Look at the entries below and reproduce them exactly.

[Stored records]
==========

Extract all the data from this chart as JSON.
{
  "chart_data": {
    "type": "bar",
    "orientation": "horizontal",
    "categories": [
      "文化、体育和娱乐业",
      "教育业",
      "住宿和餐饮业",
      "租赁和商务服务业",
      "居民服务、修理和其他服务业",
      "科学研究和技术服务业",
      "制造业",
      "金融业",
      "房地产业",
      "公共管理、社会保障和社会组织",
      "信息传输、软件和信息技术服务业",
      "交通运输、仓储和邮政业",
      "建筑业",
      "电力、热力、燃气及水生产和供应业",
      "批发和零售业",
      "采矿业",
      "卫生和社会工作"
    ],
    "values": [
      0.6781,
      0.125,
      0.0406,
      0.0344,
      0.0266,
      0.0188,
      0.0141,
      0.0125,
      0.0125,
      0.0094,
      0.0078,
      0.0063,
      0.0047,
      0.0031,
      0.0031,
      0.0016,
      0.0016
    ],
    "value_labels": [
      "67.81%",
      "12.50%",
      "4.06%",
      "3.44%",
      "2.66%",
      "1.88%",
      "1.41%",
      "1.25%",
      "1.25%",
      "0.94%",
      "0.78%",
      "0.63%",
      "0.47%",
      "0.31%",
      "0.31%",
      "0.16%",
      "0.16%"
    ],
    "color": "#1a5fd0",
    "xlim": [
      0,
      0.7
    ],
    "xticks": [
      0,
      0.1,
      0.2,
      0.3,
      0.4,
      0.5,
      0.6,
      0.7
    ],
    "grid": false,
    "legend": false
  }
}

==========

## Completed exercise
Extract all the data from this chart as JSON.
{
  "chart_data": {
    "type": "bar",
    "orientation": "horizontal",
    "categories": [
      "文化、体育和娱乐业",
      "教育业",
      "住宿和餐饮业",
      "租赁和商务服务业",
      "居民服务、修理和其他服务业",
      "科学研究和技术服务业",
      "制造业",
      "金融业",
      "房地产业",
      "公共管理、社会保障和社会组织",
      "信息传输、软件和信息技术服务业",
      "交通运输、仓储和邮政业",
      "建筑业",
      "电力、热力、燃气及水生产和供应业",
      "批发和零售业",
      "采矿业",
      "卫生和社会工作"
    ],
    "values": [
      0.6781,
      0.125,
      0.0406,
      0.0344,
      0.0266,
      0.0188,
      0.0141,
      0.0125,
      0.0125,
      0.0094,
      0.0078,
      0.0063,
      0.0047,
      0.0031,
      0.0031,
      0.0016,
      0.0016
    ],
    "value_labels": [
      "67.81%",
      "12.50%",
      "4.06%",
      "3.44%",
      "2.66%",
      "1.88%",
      "1.41%",
      "1.25%",
      "1.25%",
      "0.94%",
      "0.78%",
      "0.63%",
      "0.47%",
      "0.31%",
      "0.31%",
      "0.16%",
      "0.16%"
    ],
    "color": "#1a5fd0",
    "xlim": [
      0,
      0.7
    ],
    "xticks": [
      0,
      0.1,
      0.2,
      0.3,
      0.4,
      0.5,
      0.6,
      0.7
    ],
    "grid": false,
    "legend": false
  }
}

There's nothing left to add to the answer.